**Some records:**
———

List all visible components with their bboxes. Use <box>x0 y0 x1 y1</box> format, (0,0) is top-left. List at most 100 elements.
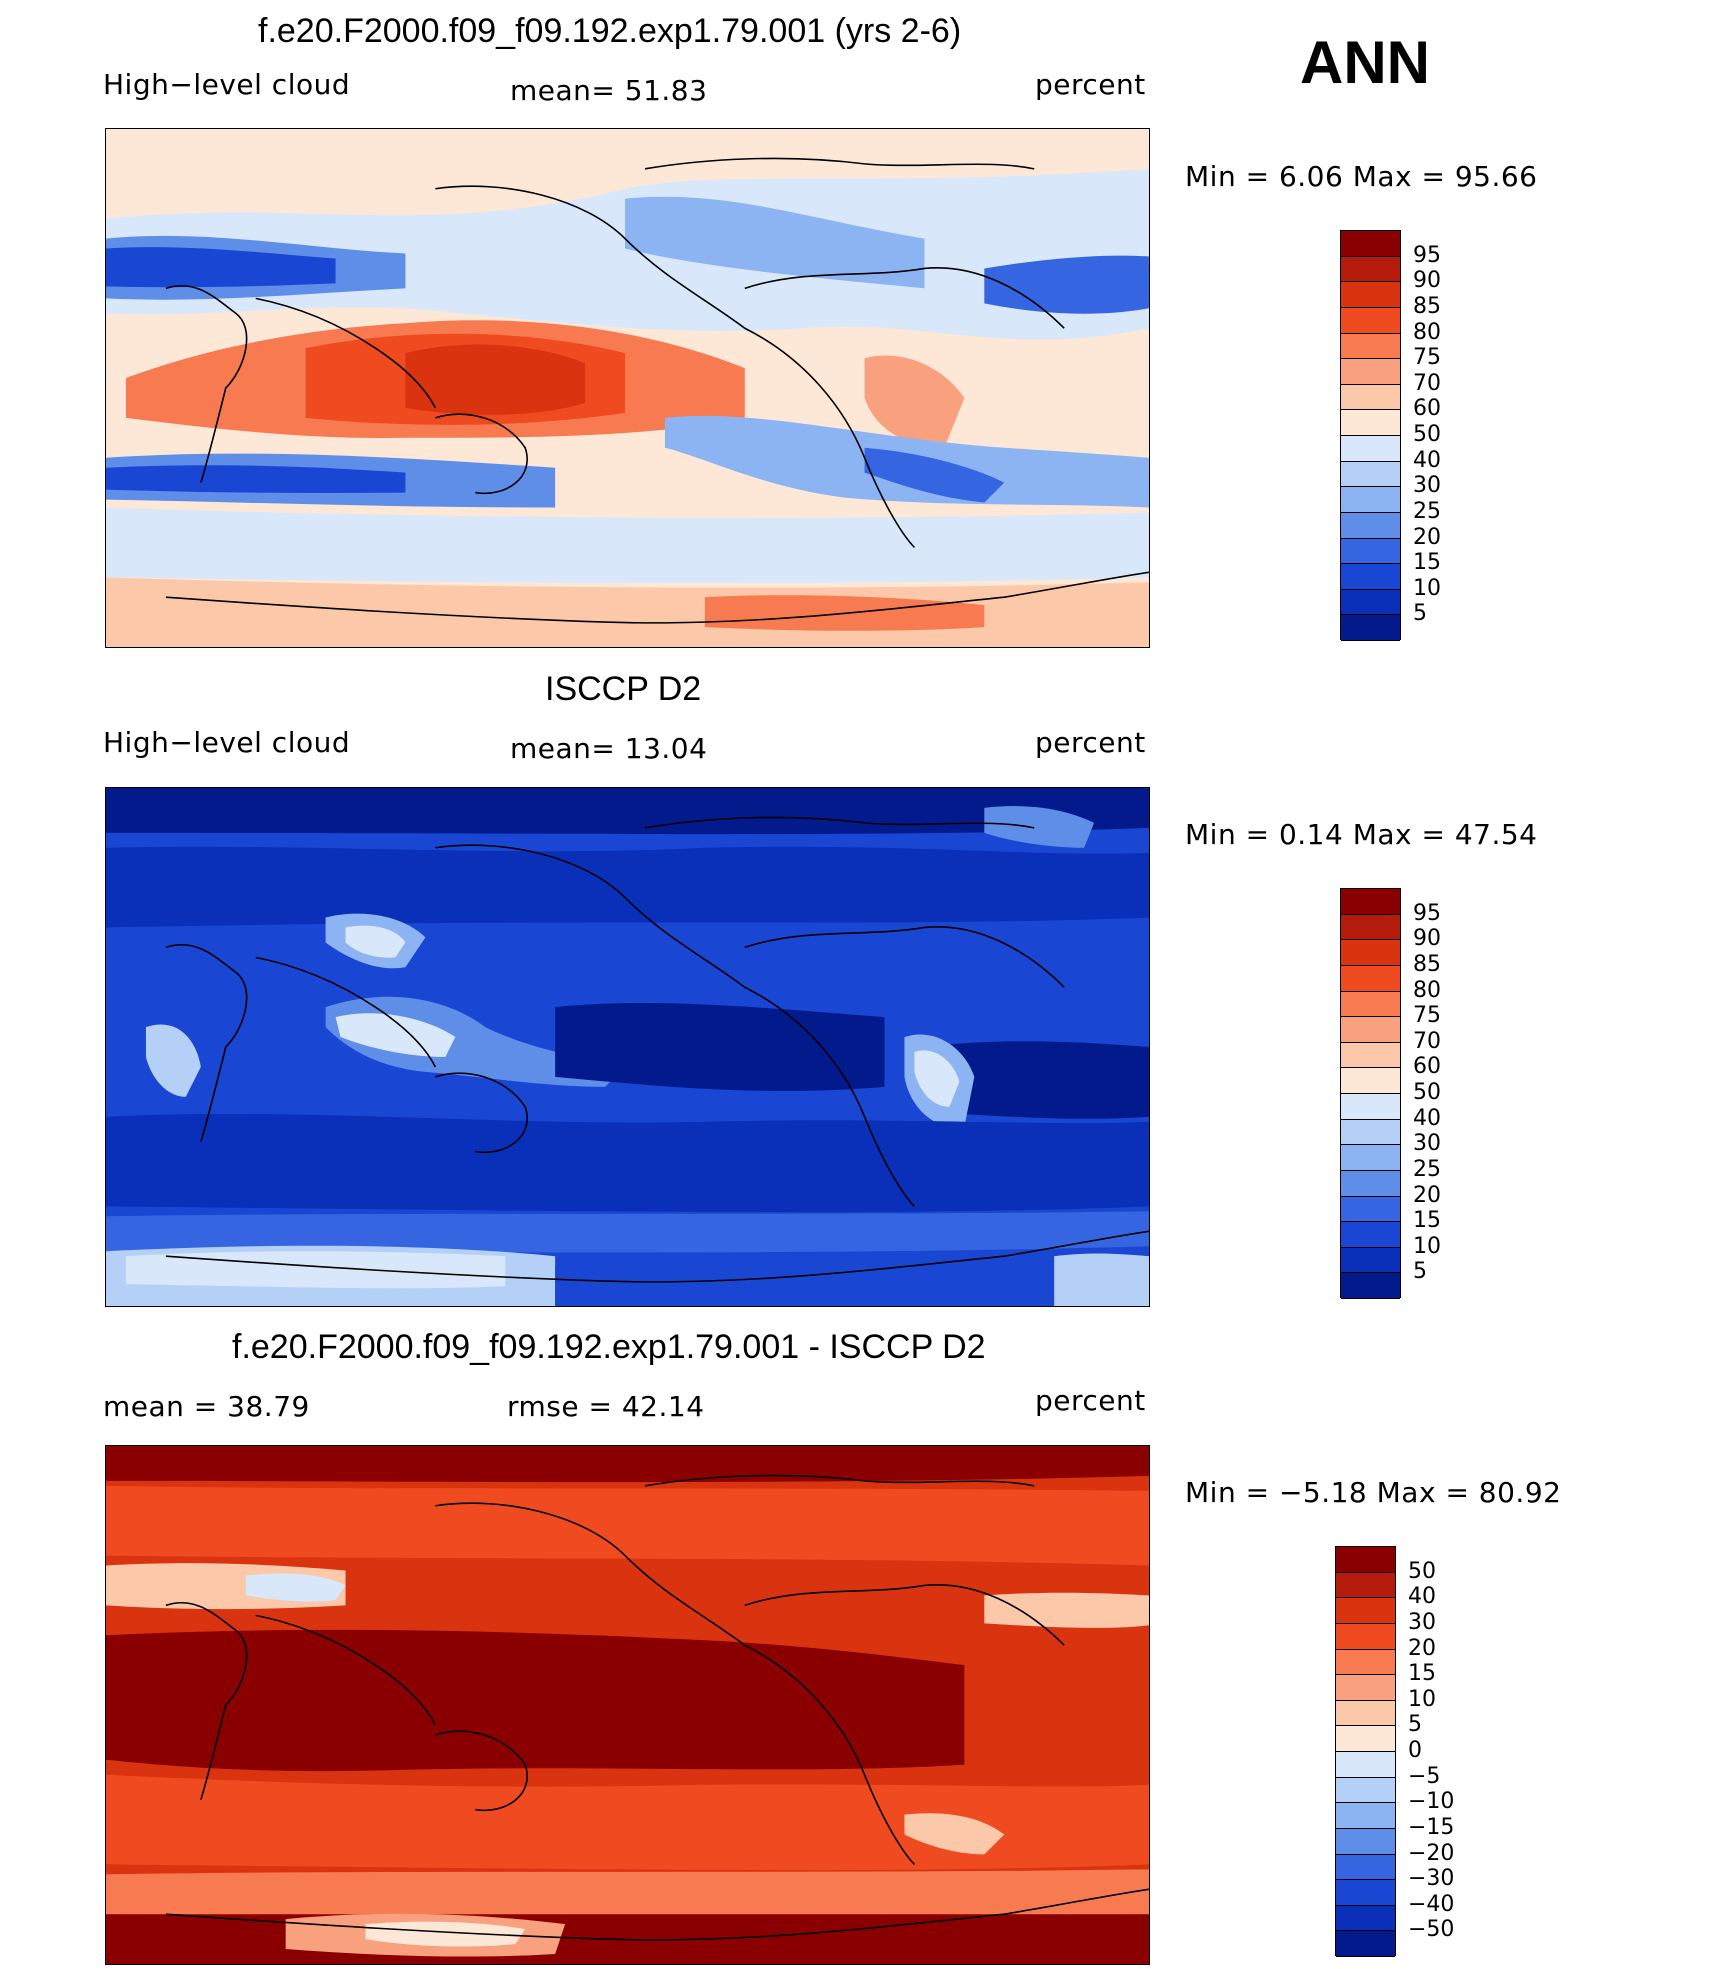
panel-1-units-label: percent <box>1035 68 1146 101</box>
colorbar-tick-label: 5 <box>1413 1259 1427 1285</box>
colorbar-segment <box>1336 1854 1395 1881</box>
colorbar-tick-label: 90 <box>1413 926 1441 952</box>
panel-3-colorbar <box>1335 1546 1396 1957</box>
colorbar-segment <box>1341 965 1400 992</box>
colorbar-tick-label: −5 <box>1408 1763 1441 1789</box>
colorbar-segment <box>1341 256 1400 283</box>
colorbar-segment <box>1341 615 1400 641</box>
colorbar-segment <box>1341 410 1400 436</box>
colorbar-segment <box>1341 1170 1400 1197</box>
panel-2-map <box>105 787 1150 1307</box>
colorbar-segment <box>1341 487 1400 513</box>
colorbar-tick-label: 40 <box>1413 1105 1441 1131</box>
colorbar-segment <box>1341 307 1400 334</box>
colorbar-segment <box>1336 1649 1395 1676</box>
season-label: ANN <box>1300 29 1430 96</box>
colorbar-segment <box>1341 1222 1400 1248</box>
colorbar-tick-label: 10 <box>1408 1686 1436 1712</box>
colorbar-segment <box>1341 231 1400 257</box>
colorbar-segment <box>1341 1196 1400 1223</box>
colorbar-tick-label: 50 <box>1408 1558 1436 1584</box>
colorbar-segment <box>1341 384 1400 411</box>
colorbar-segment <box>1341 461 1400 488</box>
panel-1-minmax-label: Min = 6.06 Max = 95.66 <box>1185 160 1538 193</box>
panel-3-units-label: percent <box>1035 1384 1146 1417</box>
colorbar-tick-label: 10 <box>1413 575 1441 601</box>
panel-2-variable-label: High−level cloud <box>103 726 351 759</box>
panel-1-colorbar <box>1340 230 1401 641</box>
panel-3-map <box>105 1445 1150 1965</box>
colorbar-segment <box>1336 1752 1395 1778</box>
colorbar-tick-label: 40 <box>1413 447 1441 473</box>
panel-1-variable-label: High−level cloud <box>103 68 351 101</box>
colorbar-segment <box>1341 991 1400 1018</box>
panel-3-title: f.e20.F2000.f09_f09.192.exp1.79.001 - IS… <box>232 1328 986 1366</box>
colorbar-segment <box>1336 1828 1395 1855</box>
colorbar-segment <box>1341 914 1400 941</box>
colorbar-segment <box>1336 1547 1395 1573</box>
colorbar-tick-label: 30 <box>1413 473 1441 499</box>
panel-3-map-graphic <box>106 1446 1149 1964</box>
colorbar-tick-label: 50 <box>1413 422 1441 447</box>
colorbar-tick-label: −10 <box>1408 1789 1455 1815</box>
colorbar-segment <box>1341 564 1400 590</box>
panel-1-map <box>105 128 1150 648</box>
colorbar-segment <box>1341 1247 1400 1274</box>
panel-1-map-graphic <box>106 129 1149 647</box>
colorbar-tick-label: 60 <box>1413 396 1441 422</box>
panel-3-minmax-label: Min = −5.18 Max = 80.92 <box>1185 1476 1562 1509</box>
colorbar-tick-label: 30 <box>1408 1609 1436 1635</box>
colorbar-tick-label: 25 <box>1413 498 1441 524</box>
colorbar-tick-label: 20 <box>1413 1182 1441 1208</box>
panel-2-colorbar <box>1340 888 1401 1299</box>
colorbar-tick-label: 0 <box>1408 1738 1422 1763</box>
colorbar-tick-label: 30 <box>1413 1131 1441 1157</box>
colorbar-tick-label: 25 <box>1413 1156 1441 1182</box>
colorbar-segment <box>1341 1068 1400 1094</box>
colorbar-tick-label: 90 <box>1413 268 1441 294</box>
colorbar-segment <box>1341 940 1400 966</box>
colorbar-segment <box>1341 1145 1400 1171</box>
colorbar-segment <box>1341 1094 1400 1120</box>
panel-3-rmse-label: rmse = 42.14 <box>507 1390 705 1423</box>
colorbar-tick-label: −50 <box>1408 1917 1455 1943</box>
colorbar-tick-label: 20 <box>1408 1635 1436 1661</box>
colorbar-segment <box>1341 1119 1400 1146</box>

———

**What is asked:**
Copy the material word for word, from the line containing "panel-1-units-label: percent <box>1035" through the line containing "colorbar-tick-label: 40 <box>1413 447", both lines included.

**Exercise answer:**
panel-1-units-label: percent <box>1035 68 1146 101</box>
colorbar-tick-label: 5 <box>1413 1259 1427 1285</box>
colorbar-segment <box>1336 1854 1395 1881</box>
colorbar-tick-label: 90 <box>1413 926 1441 952</box>
panel-3-colorbar <box>1335 1546 1396 1957</box>
colorbar-segment <box>1341 965 1400 992</box>
colorbar-tick-label: −5 <box>1408 1763 1441 1789</box>
colorbar-segment <box>1341 256 1400 283</box>
colorbar-segment <box>1341 615 1400 641</box>
colorbar-segment <box>1341 410 1400 436</box>
colorbar-segment <box>1341 1170 1400 1197</box>
panel-2-map <box>105 787 1150 1307</box>
colorbar-segment <box>1341 487 1400 513</box>
colorbar-tick-label: 40 <box>1413 1105 1441 1131</box>
colorbar-segment <box>1341 307 1400 334</box>
colorbar-segment <box>1336 1649 1395 1676</box>
season-label: ANN <box>1300 29 1430 96</box>
colorbar-segment <box>1341 1222 1400 1248</box>
colorbar-tick-label: 10 <box>1408 1686 1436 1712</box>
colorbar-segment <box>1341 231 1400 257</box>
colorbar-segment <box>1341 1196 1400 1223</box>
colorbar-tick-label: 50 <box>1408 1558 1436 1584</box>
colorbar-segment <box>1341 384 1400 411</box>
colorbar-segment <box>1341 461 1400 488</box>
panel-1-minmax-label: Min = 6.06 Max = 95.66 <box>1185 160 1538 193</box>
panel-3-units-label: percent <box>1035 1384 1146 1417</box>
colorbar-tick-label: 10 <box>1413 575 1441 601</box>
panel-2-variable-label: High−level cloud <box>103 726 351 759</box>
panel-1-colorbar <box>1340 230 1401 641</box>
panel-3-map <box>105 1445 1150 1965</box>
colorbar-segment <box>1336 1752 1395 1778</box>
colorbar-tick-label: 40 <box>1413 447 1441 473</box>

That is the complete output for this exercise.